*Given request*:
Copy the items below, replacing every "Play all" with "Play everything" and leaving everything else unchanged.

*Materials provided*:

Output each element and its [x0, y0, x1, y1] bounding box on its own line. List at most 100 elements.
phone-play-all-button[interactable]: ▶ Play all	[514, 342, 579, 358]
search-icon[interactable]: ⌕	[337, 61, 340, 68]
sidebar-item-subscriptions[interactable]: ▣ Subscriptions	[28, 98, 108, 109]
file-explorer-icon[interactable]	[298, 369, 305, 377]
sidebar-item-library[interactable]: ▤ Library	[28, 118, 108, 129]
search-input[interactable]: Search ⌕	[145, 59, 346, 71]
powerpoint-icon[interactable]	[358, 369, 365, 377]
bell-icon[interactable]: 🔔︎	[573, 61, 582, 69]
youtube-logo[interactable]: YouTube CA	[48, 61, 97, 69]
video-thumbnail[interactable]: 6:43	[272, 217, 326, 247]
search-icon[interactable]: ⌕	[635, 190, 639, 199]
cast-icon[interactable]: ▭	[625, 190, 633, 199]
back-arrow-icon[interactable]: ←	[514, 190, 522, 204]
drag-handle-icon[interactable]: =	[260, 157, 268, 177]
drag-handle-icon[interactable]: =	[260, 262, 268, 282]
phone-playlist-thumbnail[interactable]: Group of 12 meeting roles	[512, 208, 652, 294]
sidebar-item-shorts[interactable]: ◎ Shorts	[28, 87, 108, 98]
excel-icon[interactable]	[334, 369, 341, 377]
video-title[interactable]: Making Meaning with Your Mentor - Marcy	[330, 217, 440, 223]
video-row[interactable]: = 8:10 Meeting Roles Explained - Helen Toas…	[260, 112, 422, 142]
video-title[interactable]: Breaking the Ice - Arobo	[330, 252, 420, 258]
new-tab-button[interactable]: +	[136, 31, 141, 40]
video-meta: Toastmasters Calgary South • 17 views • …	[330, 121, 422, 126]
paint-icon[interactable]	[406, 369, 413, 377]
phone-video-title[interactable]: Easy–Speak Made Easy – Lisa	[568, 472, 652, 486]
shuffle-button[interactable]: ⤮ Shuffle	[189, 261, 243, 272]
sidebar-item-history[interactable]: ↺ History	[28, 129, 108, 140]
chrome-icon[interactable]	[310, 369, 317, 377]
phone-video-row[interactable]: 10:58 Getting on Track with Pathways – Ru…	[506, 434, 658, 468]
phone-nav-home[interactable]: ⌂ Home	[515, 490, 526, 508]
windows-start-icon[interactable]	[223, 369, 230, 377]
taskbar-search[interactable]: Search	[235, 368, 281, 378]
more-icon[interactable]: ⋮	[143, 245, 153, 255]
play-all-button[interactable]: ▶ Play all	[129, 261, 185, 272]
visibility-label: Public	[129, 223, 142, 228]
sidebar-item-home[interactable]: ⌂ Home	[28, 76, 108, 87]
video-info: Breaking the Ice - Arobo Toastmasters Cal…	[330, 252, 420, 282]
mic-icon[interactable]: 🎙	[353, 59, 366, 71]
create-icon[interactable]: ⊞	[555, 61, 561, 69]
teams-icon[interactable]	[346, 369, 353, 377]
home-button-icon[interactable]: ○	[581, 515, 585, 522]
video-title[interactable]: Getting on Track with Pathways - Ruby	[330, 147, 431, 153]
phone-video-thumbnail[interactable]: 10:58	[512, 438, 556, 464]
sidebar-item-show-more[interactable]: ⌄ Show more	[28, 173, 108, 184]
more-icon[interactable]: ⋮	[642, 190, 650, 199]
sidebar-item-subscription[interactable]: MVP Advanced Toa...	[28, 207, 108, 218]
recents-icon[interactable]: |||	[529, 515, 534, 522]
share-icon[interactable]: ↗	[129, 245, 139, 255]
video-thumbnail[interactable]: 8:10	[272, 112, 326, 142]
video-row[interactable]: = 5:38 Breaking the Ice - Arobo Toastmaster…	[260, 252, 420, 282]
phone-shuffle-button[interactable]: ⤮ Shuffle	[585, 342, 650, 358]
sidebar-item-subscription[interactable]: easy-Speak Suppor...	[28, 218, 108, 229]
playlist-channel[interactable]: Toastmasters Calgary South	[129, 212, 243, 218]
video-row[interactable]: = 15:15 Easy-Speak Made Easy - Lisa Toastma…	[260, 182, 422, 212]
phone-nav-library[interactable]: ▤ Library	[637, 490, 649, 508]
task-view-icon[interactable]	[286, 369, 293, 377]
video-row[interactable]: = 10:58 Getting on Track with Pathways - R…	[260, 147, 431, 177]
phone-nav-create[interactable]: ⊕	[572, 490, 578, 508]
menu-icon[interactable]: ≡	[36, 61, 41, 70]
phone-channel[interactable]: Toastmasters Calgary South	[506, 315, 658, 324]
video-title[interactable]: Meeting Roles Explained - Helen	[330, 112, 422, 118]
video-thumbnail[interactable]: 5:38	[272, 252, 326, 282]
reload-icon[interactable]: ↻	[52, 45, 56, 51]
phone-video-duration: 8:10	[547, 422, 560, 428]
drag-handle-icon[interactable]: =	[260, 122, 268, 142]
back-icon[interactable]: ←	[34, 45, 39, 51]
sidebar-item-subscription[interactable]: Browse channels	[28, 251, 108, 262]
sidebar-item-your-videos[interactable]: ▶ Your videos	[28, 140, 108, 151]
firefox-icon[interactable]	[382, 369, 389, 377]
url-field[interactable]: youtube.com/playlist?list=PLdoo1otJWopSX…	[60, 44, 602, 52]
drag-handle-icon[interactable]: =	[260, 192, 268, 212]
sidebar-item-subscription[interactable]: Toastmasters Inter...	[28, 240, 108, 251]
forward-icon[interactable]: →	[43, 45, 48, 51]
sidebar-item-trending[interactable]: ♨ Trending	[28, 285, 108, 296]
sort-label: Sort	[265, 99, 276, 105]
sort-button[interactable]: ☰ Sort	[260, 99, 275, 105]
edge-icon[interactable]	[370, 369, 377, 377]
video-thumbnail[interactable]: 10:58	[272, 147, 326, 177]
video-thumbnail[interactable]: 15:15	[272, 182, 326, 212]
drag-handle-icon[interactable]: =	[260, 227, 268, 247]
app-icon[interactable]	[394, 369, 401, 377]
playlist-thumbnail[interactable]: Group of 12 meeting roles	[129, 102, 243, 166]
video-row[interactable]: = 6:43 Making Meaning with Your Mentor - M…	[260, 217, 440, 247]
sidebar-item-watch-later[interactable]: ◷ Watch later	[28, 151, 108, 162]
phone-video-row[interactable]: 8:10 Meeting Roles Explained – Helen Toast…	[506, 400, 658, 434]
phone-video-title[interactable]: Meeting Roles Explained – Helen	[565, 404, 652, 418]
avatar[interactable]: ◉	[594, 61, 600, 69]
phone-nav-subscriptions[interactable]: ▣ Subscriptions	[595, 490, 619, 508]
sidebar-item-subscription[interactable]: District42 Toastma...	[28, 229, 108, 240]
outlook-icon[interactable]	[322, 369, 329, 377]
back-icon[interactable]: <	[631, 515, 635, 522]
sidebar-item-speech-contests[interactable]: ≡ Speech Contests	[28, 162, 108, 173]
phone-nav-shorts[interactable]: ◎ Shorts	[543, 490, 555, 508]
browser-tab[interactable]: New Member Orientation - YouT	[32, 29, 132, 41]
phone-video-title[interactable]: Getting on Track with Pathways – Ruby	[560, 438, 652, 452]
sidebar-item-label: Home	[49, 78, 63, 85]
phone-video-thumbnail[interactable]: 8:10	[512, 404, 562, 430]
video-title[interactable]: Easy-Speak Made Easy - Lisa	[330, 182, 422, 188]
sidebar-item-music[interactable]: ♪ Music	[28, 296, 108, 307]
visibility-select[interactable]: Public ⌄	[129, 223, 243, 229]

*Solution to this exercise*:
Output each element and its [x0, y0, x1, y1] bounding box on its own line. List at most 100 elements.
phone-play-all-button[interactable]: ▶ Play everything	[514, 342, 579, 358]
search-icon[interactable]: ⌕	[337, 61, 340, 68]
sidebar-item-subscriptions[interactable]: ▣ Subscriptions	[28, 98, 108, 109]
file-explorer-icon[interactable]	[298, 369, 305, 377]
sidebar-item-library[interactable]: ▤ Library	[28, 118, 108, 129]
search-input[interactable]: Search ⌕	[145, 59, 346, 71]
powerpoint-icon[interactable]	[358, 369, 365, 377]
bell-icon[interactable]: 🔔︎	[573, 61, 582, 69]
youtube-logo[interactable]: YouTube CA	[48, 61, 97, 69]
video-thumbnail[interactable]: 6:43	[272, 217, 326, 247]
search-icon[interactable]: ⌕	[635, 190, 639, 199]
cast-icon[interactable]: ▭	[625, 190, 633, 199]
back-arrow-icon[interactable]: ←	[514, 190, 522, 204]
drag-handle-icon[interactable]: =	[260, 157, 268, 177]
drag-handle-icon[interactable]: =	[260, 262, 268, 282]
phone-playlist-thumbnail[interactable]: Group of 12 meeting roles	[512, 208, 652, 294]
sidebar-item-shorts[interactable]: ◎ Shorts	[28, 87, 108, 98]
excel-icon[interactable]	[334, 369, 341, 377]
video-title[interactable]: Making Meaning with Your Mentor - Marcy	[330, 217, 440, 223]
video-row[interactable]: = 8:10 Meeting Roles Explained - Helen Toas…	[260, 112, 422, 142]
video-title[interactable]: Breaking the Ice - Arobo	[330, 252, 420, 258]
new-tab-button[interactable]: +	[136, 31, 141, 40]
video-meta: Toastmasters Calgary South • 17 views • …	[330, 121, 422, 126]
paint-icon[interactable]	[406, 369, 413, 377]
phone-video-title[interactable]: Easy–Speak Made Easy – Lisa	[568, 472, 652, 486]
shuffle-button[interactable]: ⤮ Shuffle	[189, 261, 243, 272]
sidebar-item-history[interactable]: ↺ History	[28, 129, 108, 140]
chrome-icon[interactable]	[310, 369, 317, 377]
phone-video-row[interactable]: 10:58 Getting on Track with Pathways – Ru…	[506, 434, 658, 468]
phone-nav-home[interactable]: ⌂ Home	[515, 490, 526, 508]
windows-start-icon[interactable]	[223, 369, 230, 377]
taskbar-search[interactable]: Search	[235, 368, 281, 378]
more-icon[interactable]: ⋮	[143, 245, 153, 255]
play-all-button[interactable]: ▶ Play everything	[129, 261, 185, 272]
visibility-label: Public	[129, 223, 142, 228]
sidebar-item-home[interactable]: ⌂ Home	[28, 76, 108, 87]
video-info: Breaking the Ice - Arobo Toastmasters Cal…	[330, 252, 420, 282]
mic-icon[interactable]: 🎙	[353, 59, 366, 71]
create-icon[interactable]: ⊞	[555, 61, 561, 69]
teams-icon[interactable]	[346, 369, 353, 377]
home-button-icon[interactable]: ○	[581, 515, 585, 522]
video-title[interactable]: Getting on Track with Pathways - Ruby	[330, 147, 431, 153]
phone-video-thumbnail[interactable]: 10:58	[512, 438, 556, 464]
sidebar-item-show-more[interactable]: ⌄ Show more	[28, 173, 108, 184]
more-icon[interactable]: ⋮	[642, 190, 650, 199]
sidebar-item-subscription[interactable]: MVP Advanced Toa...	[28, 207, 108, 218]
recents-icon[interactable]: |||	[529, 515, 534, 522]
share-icon[interactable]: ↗	[129, 245, 139, 255]
video-thumbnail[interactable]: 8:10	[272, 112, 326, 142]
video-row[interactable]: = 5:38 Breaking the Ice - Arobo Toastmaster…	[260, 252, 420, 282]
phone-shuffle-button[interactable]: ⤮ Shuffle	[585, 342, 650, 358]
sidebar-item-subscription[interactable]: easy-Speak Suppor...	[28, 218, 108, 229]
playlist-channel[interactable]: Toastmasters Calgary South	[129, 212, 243, 218]
video-row[interactable]: = 15:15 Easy-Speak Made Easy - Lisa Toastma…	[260, 182, 422, 212]
phone-nav-library[interactable]: ▤ Library	[637, 490, 649, 508]
task-view-icon[interactable]	[286, 369, 293, 377]
video-row[interactable]: = 10:58 Getting on Track with Pathways - R…	[260, 147, 431, 177]
phone-nav-create[interactable]: ⊕	[572, 490, 578, 508]
menu-icon[interactable]: ≡	[36, 61, 41, 70]
phone-channel[interactable]: Toastmasters Calgary South	[506, 315, 658, 324]
video-title[interactable]: Meeting Roles Explained - Helen	[330, 112, 422, 118]
video-thumbnail[interactable]: 5:38	[272, 252, 326, 282]
reload-icon[interactable]: ↻	[52, 45, 56, 51]
phone-video-duration: 8:10	[547, 422, 560, 428]
drag-handle-icon[interactable]: =	[260, 122, 268, 142]
back-icon[interactable]: ←	[34, 45, 39, 51]
sidebar-item-subscription[interactable]: Browse channels	[28, 251, 108, 262]
sidebar-item-your-videos[interactable]: ▶ Your videos	[28, 140, 108, 151]
firefox-icon[interactable]	[382, 369, 389, 377]
url-field[interactable]: youtube.com/playlist?list=PLdoo1otJWopSX…	[60, 44, 602, 52]
drag-handle-icon[interactable]: =	[260, 192, 268, 212]
sidebar-item-subscription[interactable]: Toastmasters Inter...	[28, 240, 108, 251]
forward-icon[interactable]: →	[43, 45, 48, 51]
sidebar-item-trending[interactable]: ♨ Trending	[28, 285, 108, 296]
sort-label: Sort	[265, 99, 276, 105]
sort-button[interactable]: ☰ Sort	[260, 99, 275, 105]
edge-icon[interactable]	[370, 369, 377, 377]
video-thumbnail[interactable]: 10:58	[272, 147, 326, 177]
video-thumbnail[interactable]: 15:15	[272, 182, 326, 212]
drag-handle-icon[interactable]: =	[260, 227, 268, 247]
app-icon[interactable]	[394, 369, 401, 377]
playlist-thumbnail[interactable]: Group of 12 meeting roles	[129, 102, 243, 166]
video-row[interactable]: = 6:43 Making Meaning with Your Mentor - M…	[260, 217, 440, 247]
sidebar-item-watch-later[interactable]: ◷ Watch later	[28, 151, 108, 162]
phone-video-row[interactable]: 8:10 Meeting Roles Explained – Helen Toast…	[506, 400, 658, 434]
phone-video-title[interactable]: Meeting Roles Explained – Helen	[565, 404, 652, 418]
avatar[interactable]: ◉	[594, 61, 600, 69]
phone-nav-subscriptions[interactable]: ▣ Subscriptions	[595, 490, 619, 508]
sidebar-item-subscription[interactable]: District42 Toastma...	[28, 229, 108, 240]
outlook-icon[interactable]	[322, 369, 329, 377]
back-icon[interactable]: <	[631, 515, 635, 522]
sidebar-item-speech-contests[interactable]: ≡ Speech Contests	[28, 162, 108, 173]
phone-nav-shorts[interactable]: ◎ Shorts	[543, 490, 555, 508]
browser-tab[interactable]: New Member Orientation - YouT	[32, 29, 132, 41]
phone-video-title[interactable]: Getting on Track with Pathways – Ruby	[560, 438, 652, 452]
sidebar-item-label: Home	[49, 78, 63, 85]
phone-video-thumbnail[interactable]: 8:10	[512, 404, 562, 430]
video-title[interactable]: Easy-Speak Made Easy - Lisa	[330, 182, 422, 188]
sidebar-item-music[interactable]: ♪ Music	[28, 296, 108, 307]
visibility-select[interactable]: Public ⌄	[129, 223, 243, 229]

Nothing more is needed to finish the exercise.